Instructions for the task:
Copy out each line exactly; pictures stay out of the copy.

Extracted records:
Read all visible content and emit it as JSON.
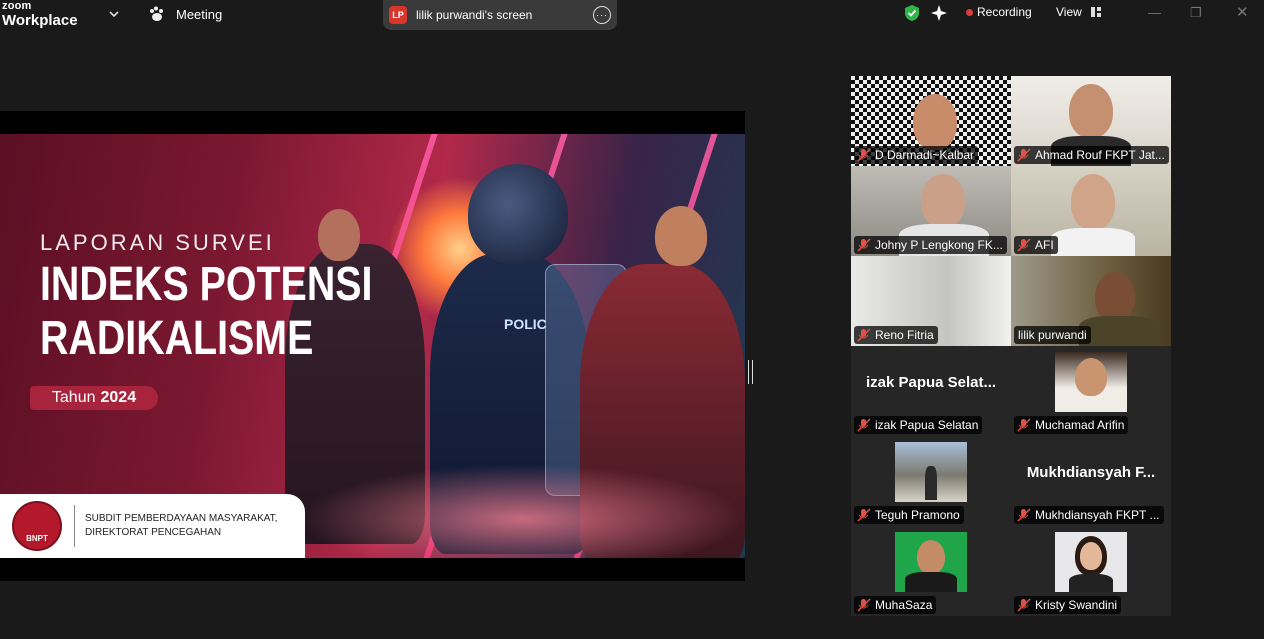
{
  "app": {
    "brand_line1": "zoom",
    "brand_line2": "Workplace"
  },
  "topbar": {
    "meeting_label": "Meeting",
    "share_badge": "LP",
    "share_title": "lilik purwandi's screen",
    "recording_label": "Recording",
    "view_label": "View"
  },
  "slide": {
    "kicker": "LAPORAN SURVEI",
    "title_line1": "INDEKS POTENSI",
    "title_line2": "RADIKALISME",
    "year_label": "Tahun",
    "year": "2024",
    "police_text": "POLIC",
    "logo_text": "BNPT",
    "footer_line1": "SUBDIT PEMBERDAYAAN MASYARAKAT,",
    "footer_line2": "DIREKTORAT PENCEGAHAN"
  },
  "participants": [
    {
      "name": "D Darmadi~Kalbar",
      "muted": true
    },
    {
      "name": "Ahmad Rouf FKPT Jat...",
      "muted": true
    },
    {
      "name": "Johny P Lengkong FK...",
      "muted": true
    },
    {
      "name": "AFI",
      "muted": true
    },
    {
      "name": "Reno Fitria",
      "muted": true
    },
    {
      "name": "lilik purwandi",
      "muted": false,
      "speaking": true
    },
    {
      "name": "izak Papua Selatan",
      "display": "izak Papua Selat...",
      "muted": true
    },
    {
      "name": "Muchamad Arifin",
      "muted": true
    },
    {
      "name": "Teguh Pramono",
      "muted": true
    },
    {
      "name": "Mukhdiansyah FKPT ...",
      "display": "Mukhdiansyah F...",
      "muted": true
    },
    {
      "name": "MuhaSaza",
      "muted": true
    },
    {
      "name": "Kristy Swandini",
      "muted": true
    }
  ],
  "colors": {
    "accent_active": "#2cd07a",
    "muted_mic": "#e0524a",
    "recording": "#e03a3a"
  }
}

The reply:
Read all visible content and emit it as JSON.
{
  "app": {
    "brand_line1": "zoom",
    "brand_line2": "Workplace"
  },
  "topbar": {
    "meeting_label": "Meeting",
    "share_badge": "LP",
    "share_title": "lilik purwandi's screen",
    "recording_label": "Recording",
    "view_label": "View"
  },
  "slide": {
    "kicker": "LAPORAN SURVEI",
    "title_line1": "INDEKS POTENSI",
    "title_line2": "RADIKALISME",
    "year_label": "Tahun",
    "year": "2024",
    "police_text": "POLIC",
    "logo_text": "BNPT",
    "footer_line1": "SUBDIT PEMBERDAYAAN MASYARAKAT,",
    "footer_line2": "DIREKTORAT PENCEGAHAN"
  },
  "participants": [
    {
      "name": "D Darmadi~Kalbar",
      "muted": true
    },
    {
      "name": "Ahmad Rouf FKPT Jat...",
      "muted": true
    },
    {
      "name": "Johny P Lengkong FK...",
      "muted": true
    },
    {
      "name": "AFI",
      "muted": true
    },
    {
      "name": "Reno Fitria",
      "muted": true
    },
    {
      "name": "lilik purwandi",
      "muted": false,
      "speaking": true
    },
    {
      "name": "izak Papua Selatan",
      "display": "izak Papua Selat...",
      "muted": true
    },
    {
      "name": "Muchamad Arifin",
      "muted": true
    },
    {
      "name": "Teguh Pramono",
      "muted": true
    },
    {
      "name": "Mukhdiansyah FKPT ...",
      "display": "Mukhdiansyah F...",
      "muted": true
    },
    {
      "name": "MuhaSaza",
      "muted": true
    },
    {
      "name": "Kristy Swandini",
      "muted": true
    }
  ],
  "colors": {
    "accent_active": "#2cd07a",
    "muted_mic": "#e0524a",
    "recording": "#e03a3a"
  }
}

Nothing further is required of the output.